OBJECTIVE - Repeat the material below exactly, line for line.

[Lines of data]
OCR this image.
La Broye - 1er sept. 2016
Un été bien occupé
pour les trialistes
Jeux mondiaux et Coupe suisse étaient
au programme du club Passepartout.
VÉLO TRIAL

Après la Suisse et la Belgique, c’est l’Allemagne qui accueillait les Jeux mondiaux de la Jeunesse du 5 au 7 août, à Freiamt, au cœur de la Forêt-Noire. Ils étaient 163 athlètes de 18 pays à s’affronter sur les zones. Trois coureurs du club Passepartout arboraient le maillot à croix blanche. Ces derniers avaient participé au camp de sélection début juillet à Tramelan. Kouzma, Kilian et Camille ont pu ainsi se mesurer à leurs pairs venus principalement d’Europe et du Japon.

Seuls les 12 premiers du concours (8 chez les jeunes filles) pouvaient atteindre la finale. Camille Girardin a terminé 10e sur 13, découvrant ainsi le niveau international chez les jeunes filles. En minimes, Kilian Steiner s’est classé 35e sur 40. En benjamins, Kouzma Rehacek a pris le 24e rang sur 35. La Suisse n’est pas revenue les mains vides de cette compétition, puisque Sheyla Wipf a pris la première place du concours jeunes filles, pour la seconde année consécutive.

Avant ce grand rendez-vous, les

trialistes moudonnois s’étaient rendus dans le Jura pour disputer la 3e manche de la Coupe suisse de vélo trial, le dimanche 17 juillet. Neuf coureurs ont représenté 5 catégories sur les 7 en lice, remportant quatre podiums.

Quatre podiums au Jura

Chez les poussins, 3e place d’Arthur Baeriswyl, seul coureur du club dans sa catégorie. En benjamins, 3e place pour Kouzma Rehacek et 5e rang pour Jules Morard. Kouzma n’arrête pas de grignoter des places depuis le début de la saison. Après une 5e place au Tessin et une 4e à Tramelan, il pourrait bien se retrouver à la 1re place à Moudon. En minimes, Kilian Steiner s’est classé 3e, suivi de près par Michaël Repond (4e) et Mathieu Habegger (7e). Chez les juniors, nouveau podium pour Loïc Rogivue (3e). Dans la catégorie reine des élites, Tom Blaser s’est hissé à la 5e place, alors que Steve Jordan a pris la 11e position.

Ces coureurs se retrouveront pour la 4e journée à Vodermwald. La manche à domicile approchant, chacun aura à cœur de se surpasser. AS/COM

OUTPUT BELOW -
OCR this image.
La Broye - 1er sept. 2016
Un été bien occupé
pour les trialistes
Jeux mondiaux et Coupe suisse étaient
au programme du club Passepartout.
VÉLO TRIAL

Après la Suisse et la Belgique, c’est l’Allemagne qui accueillait les Jeux mondiaux de la Jeunesse du 5 au 7 août, à Freiamt, au cœur de la Forêt-Noire. Ils étaient 163 athlètes de 18 pays à s’affronter sur les zones. Trois coureurs du club Passepartout arboraient le maillot à croix blanche. Ces derniers avaient participé au camp de sélection début juillet à Tramelan. Kouzma, Kilian et Camille ont pu ainsi se mesurer à leurs pairs venus principalement d’Europe et du Japon.

Seuls les 12 premiers du concours (8 chez les jeunes filles) pouvaient atteindre la finale. Camille Girardin a terminé 10e sur 13, découvrant ainsi le niveau international chez les jeunes filles. En minimes, Kilian Steiner s’est classé 35e sur 40. En benjamins, Kouzma Rehacek a pris le 24e rang sur 35. La Suisse n’est pas revenue les mains vides de cette compétition, puisque Sheyla Wipf a pris la première place du concours jeunes filles, pour la seconde année consécutive.

Avant ce grand rendez-vous, les

trialistes moudonnois s’étaient rendus dans le Jura pour disputer la 3e manche de la Coupe suisse de vélo trial, le dimanche 17 juillet. Neuf coureurs ont représenté 5 catégories sur les 7 en lice, remportant quatre podiums.

Quatre podiums au Jura

Chez les poussins, 3e place d’Arthur Baeriswyl, seul coureur du club dans sa catégorie. En benjamins, 3e place pour Kouzma Rehacek et 5e rang pour Jules Morard. Kouzma n’arrête pas de grignoter des places depuis le début de la saison. Après une 5e place au Tessin et une 4e à Tramelan, il pourrait bien se retrouver à la 1re place à Moudon. En minimes, Kilian Steiner s’est classé 3e, suivi de près par Michaël Repond (4e) et Mathieu Habegger (7e). Chez les juniors, nouveau podium pour Loïc Rogivue (3e). Dans la catégorie reine des élites, Tom Blaser s’est hissé à la 5e place, alors que Steve Jordan a pris la 11e position.

Ces coureurs se retrouveront pour la 4e journée à Vodermwald. La manche à domicile approchant, chacun aura à cœur de se surpasser. AS/COM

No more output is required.